According to the biography of Stefan Jaracz below, where was he born?

Source.
------

Stefan Jaracz (24 December 1883 – 11 August 1945)  was a Polish actor and theater producer. He served as the artistic director of Ateneum Theatre in Warsaw during the interwar period (1930–32), and within a short period raised its reputation as one of the leading voices for Poland's new intelligentsia, with groundbreaking productions of  Danton's Death by Georg Büchner (1931), The Captain of Köpenick by Carl Zuckmayer (1932), as well as popular Ladies and Husars (Damy i Huzary) by Aleksander Fredro (1932) and The Open House by Michał Bałucki.

Life

Jaracz was born in Stare Żukowice near Tarnów during the Partitions of Poland. He studied law, history of art, and literature at the Jagiellonian University of Kraków, but gave up his studies to join theatre. He moved to Poznań for yet another contract, where he was drafted to the Austrian army in 1907. A year later he settled in Łódź where he performed until 1911. He moved to Warsaw in the Russian Partition and worked in Teatr Mały and Teatr Polski (1913). He was sent to Moscow by the Russians (1915). Upon his return to sovereign Poland in 1918 he embarked upon an energetic career in emerging national and experimental theatre, with guest performances in over ninety cities and towns until 1928. In 1930, he took over the Ateneum of Warsaw. He managed it until the Nazi-Soviet invasion of Poland, sharing the responsibilities with Leon Schiller in 1932–33 season.

------

Stored data.
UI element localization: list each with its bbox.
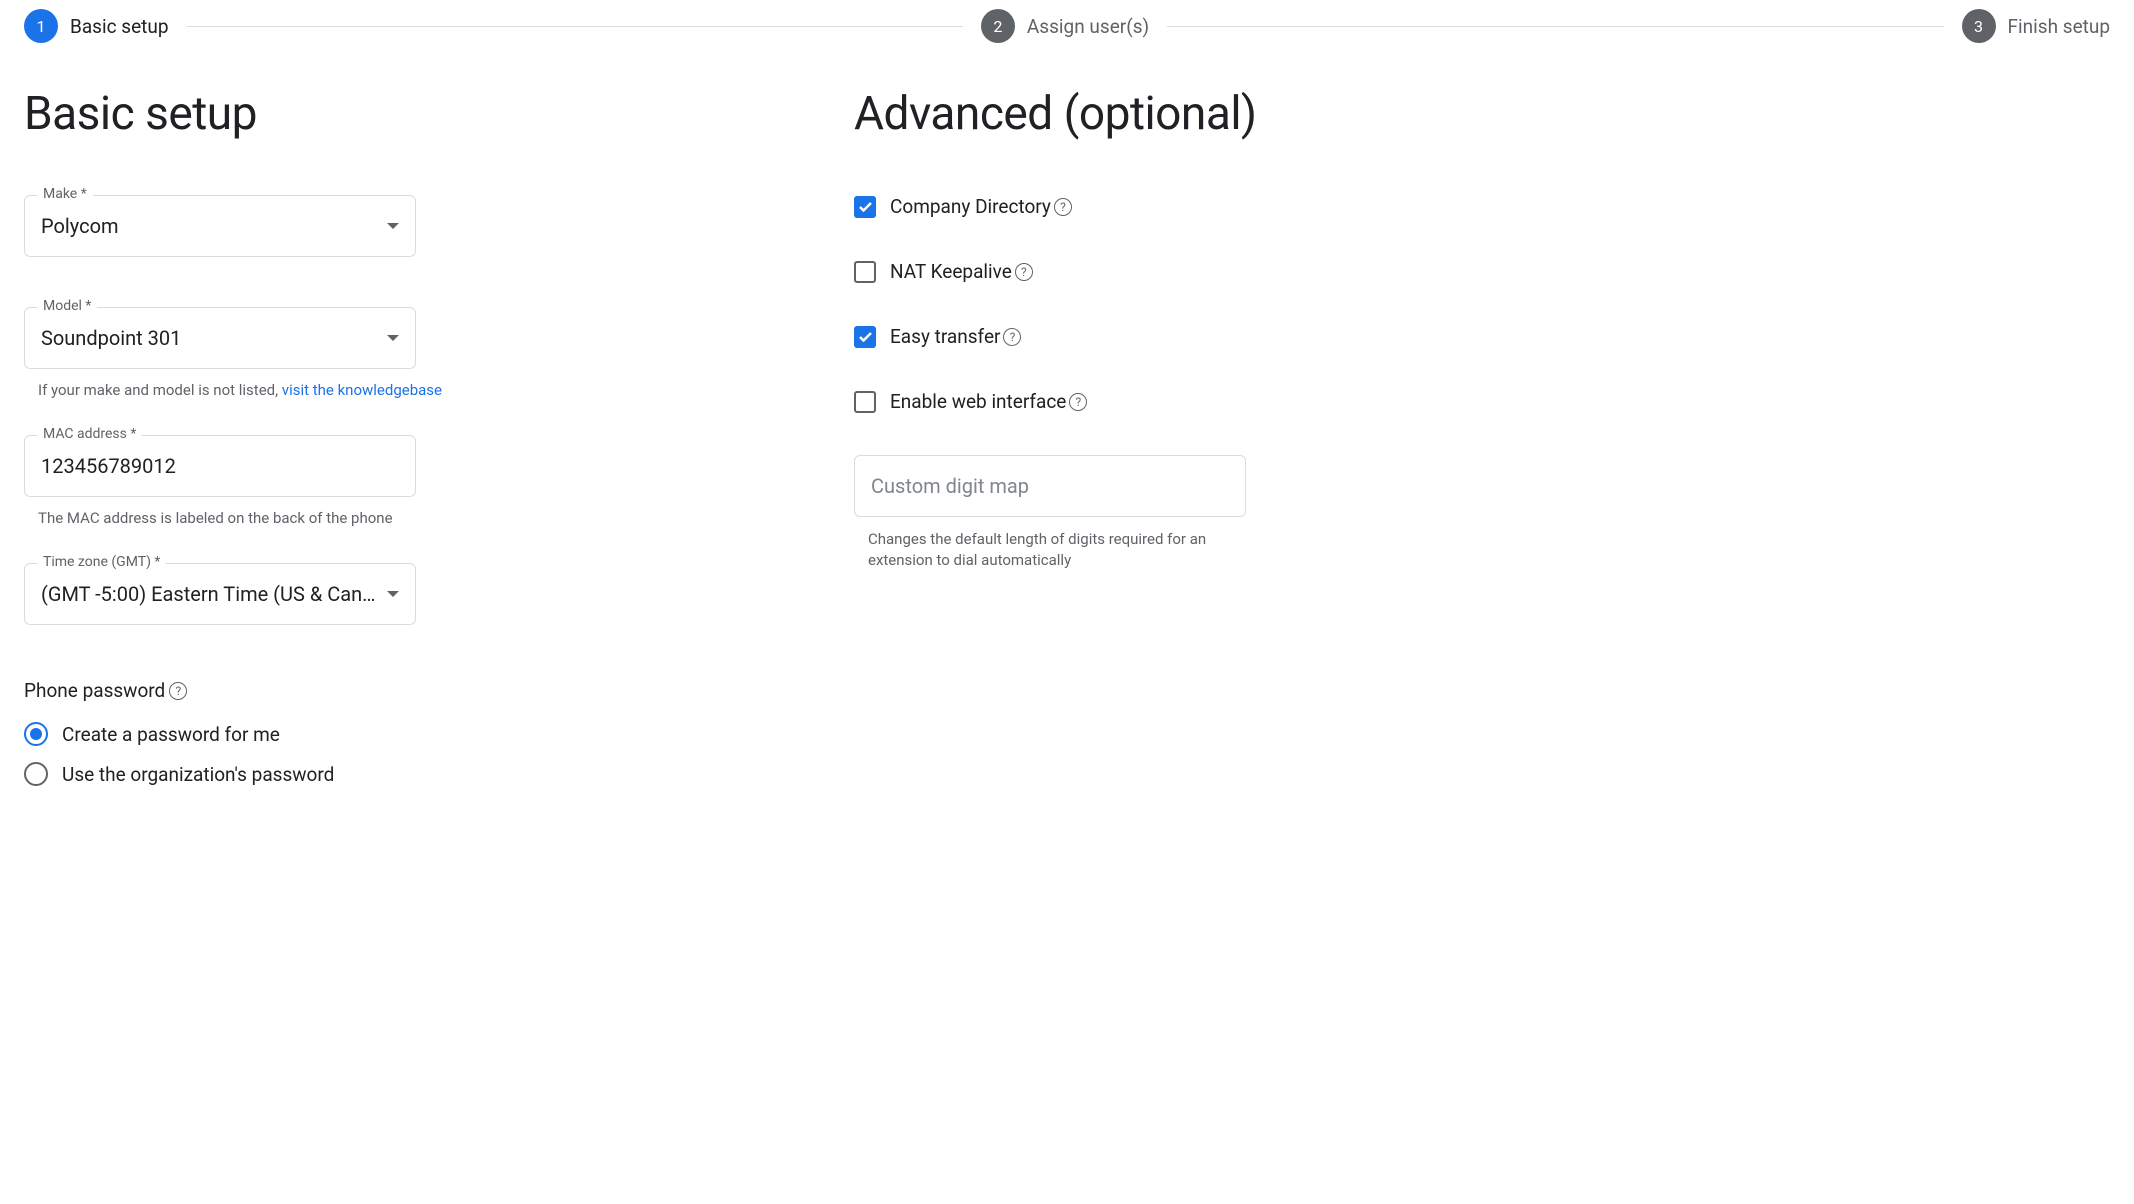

------

Result for this exercise.
He was born in Stare Żukowice near Tarnów.